* **LISTED RECORDS**:
• • • •

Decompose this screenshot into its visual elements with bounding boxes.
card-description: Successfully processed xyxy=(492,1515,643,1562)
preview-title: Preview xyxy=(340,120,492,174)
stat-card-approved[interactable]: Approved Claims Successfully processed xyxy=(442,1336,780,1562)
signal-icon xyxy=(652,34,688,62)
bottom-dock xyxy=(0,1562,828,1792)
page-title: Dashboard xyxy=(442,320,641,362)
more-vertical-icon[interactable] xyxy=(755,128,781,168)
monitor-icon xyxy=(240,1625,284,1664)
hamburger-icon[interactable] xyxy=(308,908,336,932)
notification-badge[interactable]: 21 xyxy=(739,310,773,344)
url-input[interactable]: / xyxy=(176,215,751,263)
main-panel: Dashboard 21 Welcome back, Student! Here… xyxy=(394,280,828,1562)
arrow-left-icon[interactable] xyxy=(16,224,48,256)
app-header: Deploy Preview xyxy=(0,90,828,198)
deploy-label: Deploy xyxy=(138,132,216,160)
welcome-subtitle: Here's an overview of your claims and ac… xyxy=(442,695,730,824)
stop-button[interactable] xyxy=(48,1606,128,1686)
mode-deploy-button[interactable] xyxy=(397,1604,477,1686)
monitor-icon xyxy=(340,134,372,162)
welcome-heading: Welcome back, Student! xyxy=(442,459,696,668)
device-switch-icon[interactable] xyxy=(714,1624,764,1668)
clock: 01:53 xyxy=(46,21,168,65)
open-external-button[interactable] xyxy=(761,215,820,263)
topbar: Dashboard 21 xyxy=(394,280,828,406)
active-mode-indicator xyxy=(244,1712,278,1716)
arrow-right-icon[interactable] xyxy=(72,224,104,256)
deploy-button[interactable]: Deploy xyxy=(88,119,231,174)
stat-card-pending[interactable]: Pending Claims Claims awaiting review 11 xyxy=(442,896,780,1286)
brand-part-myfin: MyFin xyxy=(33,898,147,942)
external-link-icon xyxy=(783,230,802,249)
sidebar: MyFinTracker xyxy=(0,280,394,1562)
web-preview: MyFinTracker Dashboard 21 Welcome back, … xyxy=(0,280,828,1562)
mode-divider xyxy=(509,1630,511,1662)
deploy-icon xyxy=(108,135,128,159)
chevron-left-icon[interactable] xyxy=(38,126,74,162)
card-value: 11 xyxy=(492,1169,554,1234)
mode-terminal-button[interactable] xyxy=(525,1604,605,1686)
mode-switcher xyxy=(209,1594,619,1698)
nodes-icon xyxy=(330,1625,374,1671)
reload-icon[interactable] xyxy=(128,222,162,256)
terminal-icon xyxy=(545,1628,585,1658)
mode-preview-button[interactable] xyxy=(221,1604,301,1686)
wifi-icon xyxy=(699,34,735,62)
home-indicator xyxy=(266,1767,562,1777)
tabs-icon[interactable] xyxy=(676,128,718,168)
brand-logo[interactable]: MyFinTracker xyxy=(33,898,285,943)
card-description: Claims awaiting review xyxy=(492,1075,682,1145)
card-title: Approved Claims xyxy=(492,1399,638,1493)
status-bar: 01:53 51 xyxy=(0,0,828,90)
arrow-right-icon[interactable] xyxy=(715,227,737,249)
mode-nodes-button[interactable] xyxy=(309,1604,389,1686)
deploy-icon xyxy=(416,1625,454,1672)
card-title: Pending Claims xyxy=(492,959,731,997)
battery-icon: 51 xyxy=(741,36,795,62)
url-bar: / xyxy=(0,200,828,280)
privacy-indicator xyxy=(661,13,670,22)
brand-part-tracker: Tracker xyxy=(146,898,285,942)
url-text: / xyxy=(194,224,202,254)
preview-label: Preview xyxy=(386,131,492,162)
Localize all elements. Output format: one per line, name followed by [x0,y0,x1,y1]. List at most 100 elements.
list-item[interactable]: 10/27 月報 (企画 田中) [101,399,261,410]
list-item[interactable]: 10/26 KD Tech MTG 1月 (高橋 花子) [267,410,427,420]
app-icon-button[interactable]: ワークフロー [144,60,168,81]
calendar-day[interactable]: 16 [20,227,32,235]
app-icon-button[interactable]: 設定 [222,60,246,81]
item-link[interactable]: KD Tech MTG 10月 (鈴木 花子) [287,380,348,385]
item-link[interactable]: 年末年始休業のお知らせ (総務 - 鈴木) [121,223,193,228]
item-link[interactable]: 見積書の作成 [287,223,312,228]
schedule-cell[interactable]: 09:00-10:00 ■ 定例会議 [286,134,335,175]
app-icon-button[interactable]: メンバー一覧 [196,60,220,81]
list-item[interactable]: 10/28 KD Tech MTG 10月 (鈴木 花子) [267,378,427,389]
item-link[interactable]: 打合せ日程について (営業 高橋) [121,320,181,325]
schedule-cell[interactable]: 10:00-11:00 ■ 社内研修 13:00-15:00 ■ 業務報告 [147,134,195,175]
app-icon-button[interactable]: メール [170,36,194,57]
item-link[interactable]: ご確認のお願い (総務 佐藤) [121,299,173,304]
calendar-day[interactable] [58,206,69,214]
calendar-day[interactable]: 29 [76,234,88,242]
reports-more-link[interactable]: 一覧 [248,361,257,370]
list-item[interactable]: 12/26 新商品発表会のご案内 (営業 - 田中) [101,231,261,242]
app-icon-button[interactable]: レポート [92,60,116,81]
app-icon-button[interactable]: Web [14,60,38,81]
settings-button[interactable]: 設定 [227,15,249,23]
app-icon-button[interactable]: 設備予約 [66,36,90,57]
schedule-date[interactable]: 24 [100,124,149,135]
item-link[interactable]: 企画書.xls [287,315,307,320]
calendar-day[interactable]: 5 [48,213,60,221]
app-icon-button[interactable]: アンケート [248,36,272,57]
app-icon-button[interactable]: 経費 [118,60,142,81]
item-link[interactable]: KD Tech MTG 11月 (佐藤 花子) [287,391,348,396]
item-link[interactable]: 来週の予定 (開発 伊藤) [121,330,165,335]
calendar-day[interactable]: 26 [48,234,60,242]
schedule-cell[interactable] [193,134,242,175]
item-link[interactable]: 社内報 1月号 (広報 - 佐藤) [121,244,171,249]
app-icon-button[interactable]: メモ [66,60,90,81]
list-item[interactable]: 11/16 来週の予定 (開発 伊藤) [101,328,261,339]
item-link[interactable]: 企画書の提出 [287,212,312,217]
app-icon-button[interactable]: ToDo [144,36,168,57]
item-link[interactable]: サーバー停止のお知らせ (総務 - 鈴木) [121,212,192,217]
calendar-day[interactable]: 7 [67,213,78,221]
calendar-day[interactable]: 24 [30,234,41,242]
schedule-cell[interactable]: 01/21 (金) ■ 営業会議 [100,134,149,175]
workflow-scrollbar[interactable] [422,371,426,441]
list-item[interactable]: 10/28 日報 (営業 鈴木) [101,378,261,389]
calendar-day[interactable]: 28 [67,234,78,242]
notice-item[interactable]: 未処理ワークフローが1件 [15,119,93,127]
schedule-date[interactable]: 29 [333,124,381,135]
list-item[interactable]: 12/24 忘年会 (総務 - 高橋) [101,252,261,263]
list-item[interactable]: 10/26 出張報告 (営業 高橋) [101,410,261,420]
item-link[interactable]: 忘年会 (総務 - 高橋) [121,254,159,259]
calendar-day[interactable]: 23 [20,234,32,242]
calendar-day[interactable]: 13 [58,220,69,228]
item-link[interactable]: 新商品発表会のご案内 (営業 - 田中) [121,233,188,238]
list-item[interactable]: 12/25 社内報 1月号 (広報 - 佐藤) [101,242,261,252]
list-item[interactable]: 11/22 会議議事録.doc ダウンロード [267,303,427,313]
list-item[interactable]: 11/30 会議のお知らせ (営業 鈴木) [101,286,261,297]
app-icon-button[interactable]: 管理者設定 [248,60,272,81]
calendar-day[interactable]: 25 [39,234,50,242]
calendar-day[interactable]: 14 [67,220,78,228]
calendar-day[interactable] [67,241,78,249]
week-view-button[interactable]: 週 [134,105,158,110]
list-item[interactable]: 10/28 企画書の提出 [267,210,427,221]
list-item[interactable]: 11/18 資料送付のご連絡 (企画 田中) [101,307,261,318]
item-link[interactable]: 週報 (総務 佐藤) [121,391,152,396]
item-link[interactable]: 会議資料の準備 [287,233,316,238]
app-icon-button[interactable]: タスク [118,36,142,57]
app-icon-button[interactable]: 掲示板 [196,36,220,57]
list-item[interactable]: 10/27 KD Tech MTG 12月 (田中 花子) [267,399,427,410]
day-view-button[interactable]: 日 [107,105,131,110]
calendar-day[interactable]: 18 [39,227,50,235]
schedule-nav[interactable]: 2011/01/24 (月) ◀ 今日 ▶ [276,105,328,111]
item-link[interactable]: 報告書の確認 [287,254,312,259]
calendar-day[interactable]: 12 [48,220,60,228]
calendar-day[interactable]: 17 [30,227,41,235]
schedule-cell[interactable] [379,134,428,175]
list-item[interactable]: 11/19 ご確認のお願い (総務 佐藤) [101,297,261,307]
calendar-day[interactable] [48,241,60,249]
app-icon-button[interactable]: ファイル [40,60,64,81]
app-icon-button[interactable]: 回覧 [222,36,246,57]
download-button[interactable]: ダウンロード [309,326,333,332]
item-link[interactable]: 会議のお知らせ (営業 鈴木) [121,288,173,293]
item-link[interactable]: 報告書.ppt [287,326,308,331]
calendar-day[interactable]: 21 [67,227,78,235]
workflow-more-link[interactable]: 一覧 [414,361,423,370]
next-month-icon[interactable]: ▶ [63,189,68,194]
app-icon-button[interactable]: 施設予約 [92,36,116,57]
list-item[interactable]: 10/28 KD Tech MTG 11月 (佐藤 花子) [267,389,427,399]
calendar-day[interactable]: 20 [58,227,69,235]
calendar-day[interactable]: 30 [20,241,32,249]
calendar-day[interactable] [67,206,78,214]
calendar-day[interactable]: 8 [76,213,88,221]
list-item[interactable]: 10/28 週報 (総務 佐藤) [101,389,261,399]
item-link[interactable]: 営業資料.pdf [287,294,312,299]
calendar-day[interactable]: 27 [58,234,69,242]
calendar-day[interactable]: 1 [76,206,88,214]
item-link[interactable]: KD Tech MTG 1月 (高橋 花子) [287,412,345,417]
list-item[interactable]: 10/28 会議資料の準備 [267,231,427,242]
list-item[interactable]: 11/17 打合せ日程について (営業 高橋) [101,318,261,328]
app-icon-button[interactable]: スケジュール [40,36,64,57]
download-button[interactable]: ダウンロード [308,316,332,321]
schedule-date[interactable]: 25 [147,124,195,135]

• • • •

* **REQUIREMENTS**: Reproduce the entries starting at the first entry and ending at the line containing "monitor-icon xyxy=(240,1625,284,1664)", renaming "Dashboard" to "Overview" and leaving everything else unchanged.

* **FULL ANSWER**:
Decompose this screenshot into its visual elements with bounding boxes.
card-description: Successfully processed xyxy=(492,1515,643,1562)
preview-title: Preview xyxy=(340,120,492,174)
stat-card-approved[interactable]: Approved Claims Successfully processed xyxy=(442,1336,780,1562)
signal-icon xyxy=(652,34,688,62)
bottom-dock xyxy=(0,1562,828,1792)
page-title: Overview xyxy=(442,320,641,362)
more-vertical-icon[interactable] xyxy=(755,128,781,168)
monitor-icon xyxy=(240,1625,284,1664)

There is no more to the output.